[WORK INSTRUCTIONS]: Read the material below and tally how many lines hold the word "درصد", giving the number and nothing else.

* Begin *

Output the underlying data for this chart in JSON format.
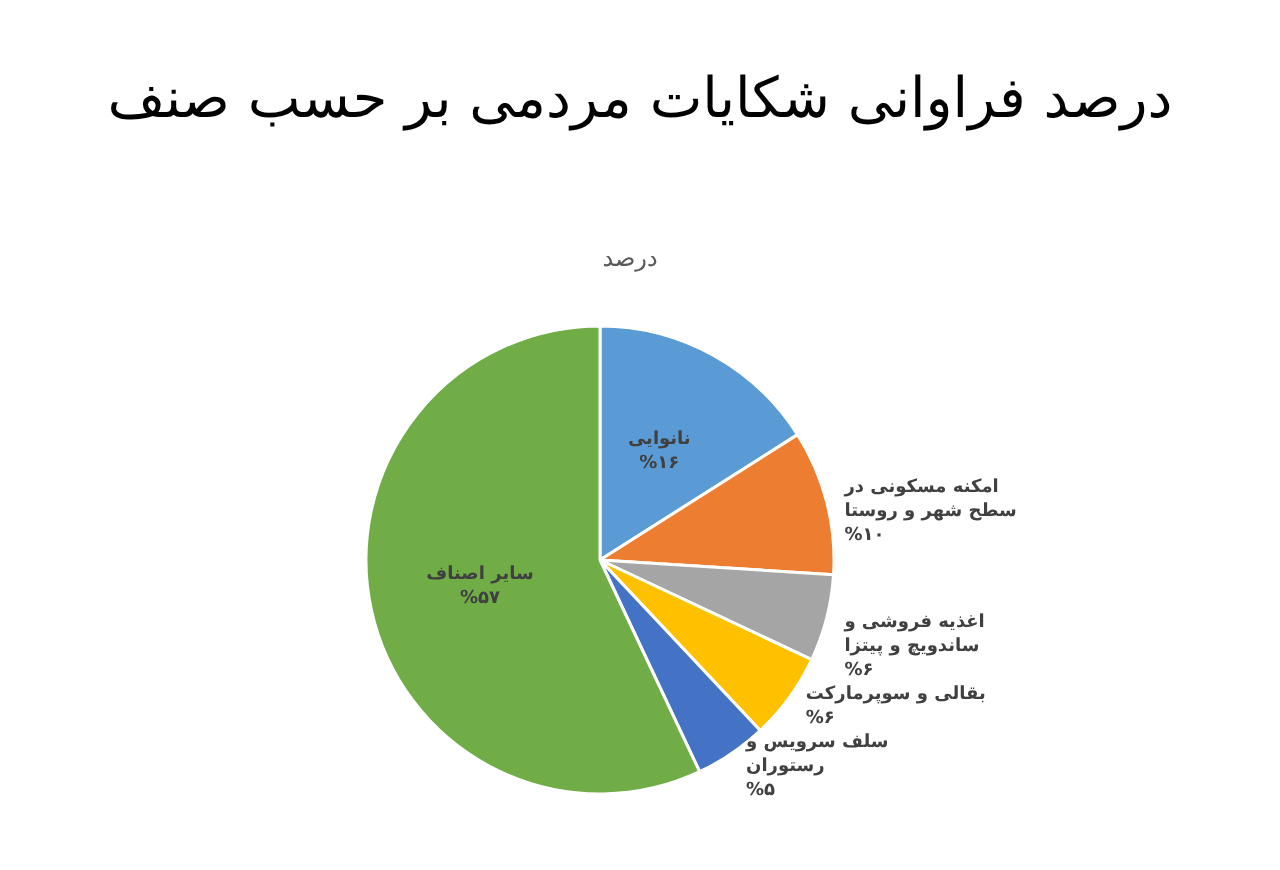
{
  "chart_data": {
    "type": "pie",
    "title": "درصد فراوانی شکایات مردمی بر حسب صنف",
    "subtitle": "درصد",
    "categories": [
      "نانوایی",
      "امکنه مسکونی در سطح شهر و روستا",
      "اغذیه فروشی و ساندویچ و پیتزا",
      "بقالی و سوپرمارکت",
      "سلف سرویس و رستوران",
      "سایر اصناف"
    ],
    "values": [
      16,
      10,
      6,
      6,
      5,
      57
    ],
    "value_labels": [
      "%۱۶",
      "%۱۰",
      "%۶",
      "%۶",
      "%۵",
      "%۵۷"
    ],
    "colors": [
      "#5b9bd5",
      "#ed7d31",
      "#a5a5a5",
      "#ffc000",
      "#4472c4",
      "#70ad47"
    ]
  }
}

* End *

[SOLVED EXERCISE]: 2